## Do this:
Check each line of the data below for the word "true", then extract the ones that have it.

◇ ◇ ◇ ◇

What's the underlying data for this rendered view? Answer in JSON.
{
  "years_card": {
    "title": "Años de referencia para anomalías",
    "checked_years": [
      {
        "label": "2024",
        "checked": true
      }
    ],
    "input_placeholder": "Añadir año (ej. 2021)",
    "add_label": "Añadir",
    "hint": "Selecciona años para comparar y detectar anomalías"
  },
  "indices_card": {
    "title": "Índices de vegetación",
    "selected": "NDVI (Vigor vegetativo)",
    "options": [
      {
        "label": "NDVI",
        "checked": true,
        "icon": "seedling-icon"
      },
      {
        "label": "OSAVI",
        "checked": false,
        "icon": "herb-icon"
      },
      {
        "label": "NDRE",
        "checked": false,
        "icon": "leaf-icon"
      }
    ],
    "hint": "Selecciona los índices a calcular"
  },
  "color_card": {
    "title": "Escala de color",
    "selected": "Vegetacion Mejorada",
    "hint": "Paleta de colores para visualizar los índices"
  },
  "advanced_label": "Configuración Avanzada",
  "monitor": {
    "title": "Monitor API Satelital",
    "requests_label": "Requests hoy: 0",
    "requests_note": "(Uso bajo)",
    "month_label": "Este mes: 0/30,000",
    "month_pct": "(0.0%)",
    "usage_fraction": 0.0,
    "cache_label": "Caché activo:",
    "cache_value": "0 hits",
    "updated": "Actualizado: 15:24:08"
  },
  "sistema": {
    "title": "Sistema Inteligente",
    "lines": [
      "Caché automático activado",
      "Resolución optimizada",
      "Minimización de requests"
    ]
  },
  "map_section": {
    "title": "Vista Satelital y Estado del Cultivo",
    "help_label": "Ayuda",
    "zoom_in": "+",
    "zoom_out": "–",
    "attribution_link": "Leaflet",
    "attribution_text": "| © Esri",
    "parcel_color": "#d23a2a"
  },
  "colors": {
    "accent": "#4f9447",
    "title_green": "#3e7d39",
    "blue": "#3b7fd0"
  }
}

◇ ◇ ◇ ◇

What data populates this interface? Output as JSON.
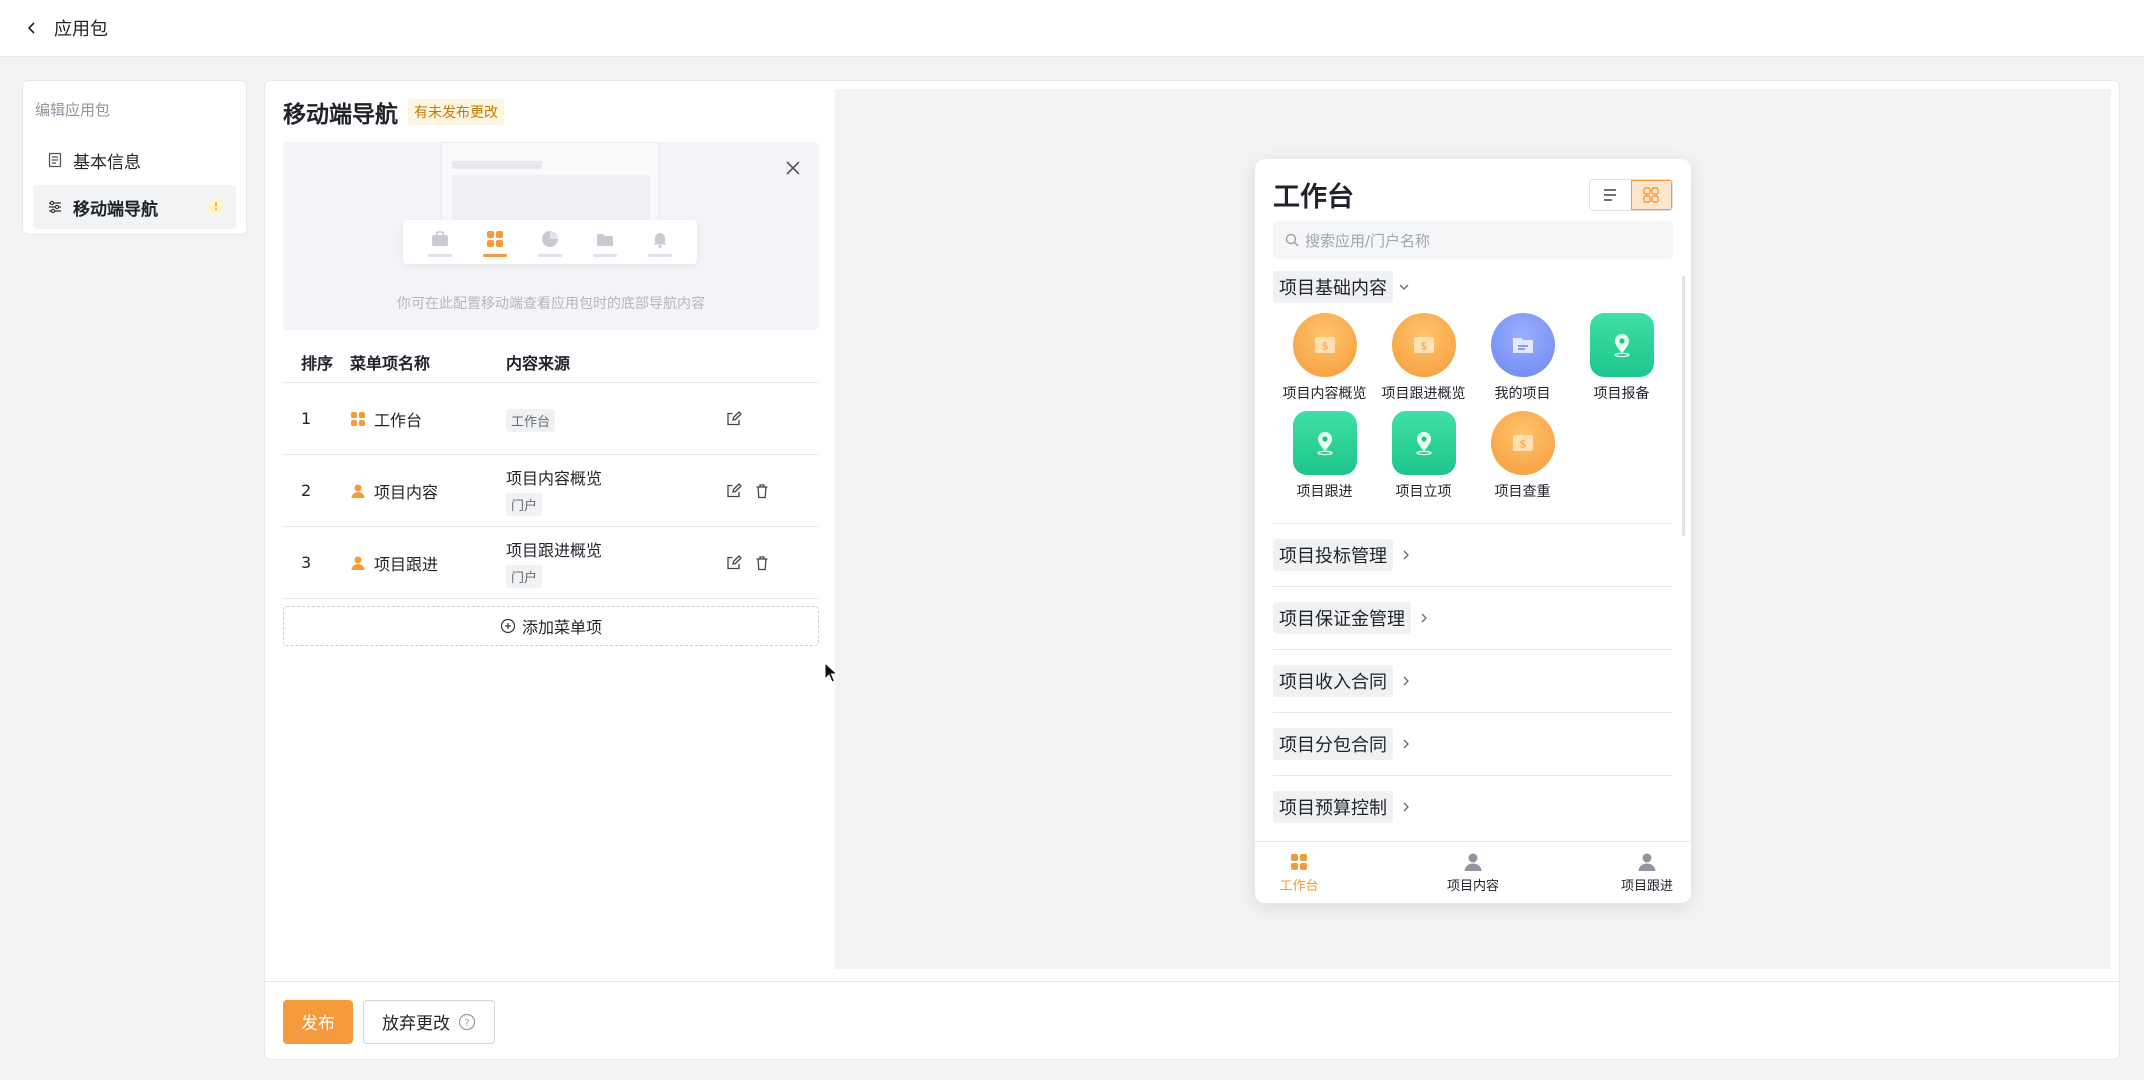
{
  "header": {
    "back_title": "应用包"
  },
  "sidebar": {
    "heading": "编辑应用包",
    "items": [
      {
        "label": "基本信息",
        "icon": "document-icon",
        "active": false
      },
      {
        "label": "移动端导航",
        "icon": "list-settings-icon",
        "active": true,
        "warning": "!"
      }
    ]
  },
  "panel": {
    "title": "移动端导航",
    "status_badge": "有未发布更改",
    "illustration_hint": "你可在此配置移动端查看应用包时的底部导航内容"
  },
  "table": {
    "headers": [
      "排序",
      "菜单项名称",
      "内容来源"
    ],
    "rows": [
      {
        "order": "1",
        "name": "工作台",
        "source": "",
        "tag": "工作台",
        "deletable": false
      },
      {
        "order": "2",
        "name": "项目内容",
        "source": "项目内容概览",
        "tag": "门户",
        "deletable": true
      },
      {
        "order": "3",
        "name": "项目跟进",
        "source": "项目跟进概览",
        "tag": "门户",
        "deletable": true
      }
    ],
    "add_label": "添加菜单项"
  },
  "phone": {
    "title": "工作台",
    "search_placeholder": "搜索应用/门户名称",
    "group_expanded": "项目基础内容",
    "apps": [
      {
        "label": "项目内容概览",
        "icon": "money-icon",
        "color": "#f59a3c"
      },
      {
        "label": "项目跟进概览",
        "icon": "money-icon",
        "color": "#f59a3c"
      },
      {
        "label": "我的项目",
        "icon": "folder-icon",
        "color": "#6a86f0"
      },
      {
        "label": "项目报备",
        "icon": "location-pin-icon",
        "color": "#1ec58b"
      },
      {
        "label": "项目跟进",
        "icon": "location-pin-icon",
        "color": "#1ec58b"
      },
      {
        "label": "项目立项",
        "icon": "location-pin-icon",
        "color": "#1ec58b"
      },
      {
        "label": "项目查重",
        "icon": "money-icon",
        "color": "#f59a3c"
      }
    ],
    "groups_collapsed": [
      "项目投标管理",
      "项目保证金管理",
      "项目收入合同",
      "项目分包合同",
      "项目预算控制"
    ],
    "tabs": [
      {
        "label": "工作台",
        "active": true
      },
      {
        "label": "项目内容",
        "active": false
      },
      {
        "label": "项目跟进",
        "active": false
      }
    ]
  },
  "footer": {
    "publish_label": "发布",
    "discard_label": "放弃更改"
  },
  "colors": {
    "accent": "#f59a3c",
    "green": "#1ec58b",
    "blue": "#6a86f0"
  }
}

◇ ◇ ◇ ◇

## Result of the task:
        "checked": true
        "checked": true,
        "active": true,
        "deletable": true
        "deletable": true
        "active": true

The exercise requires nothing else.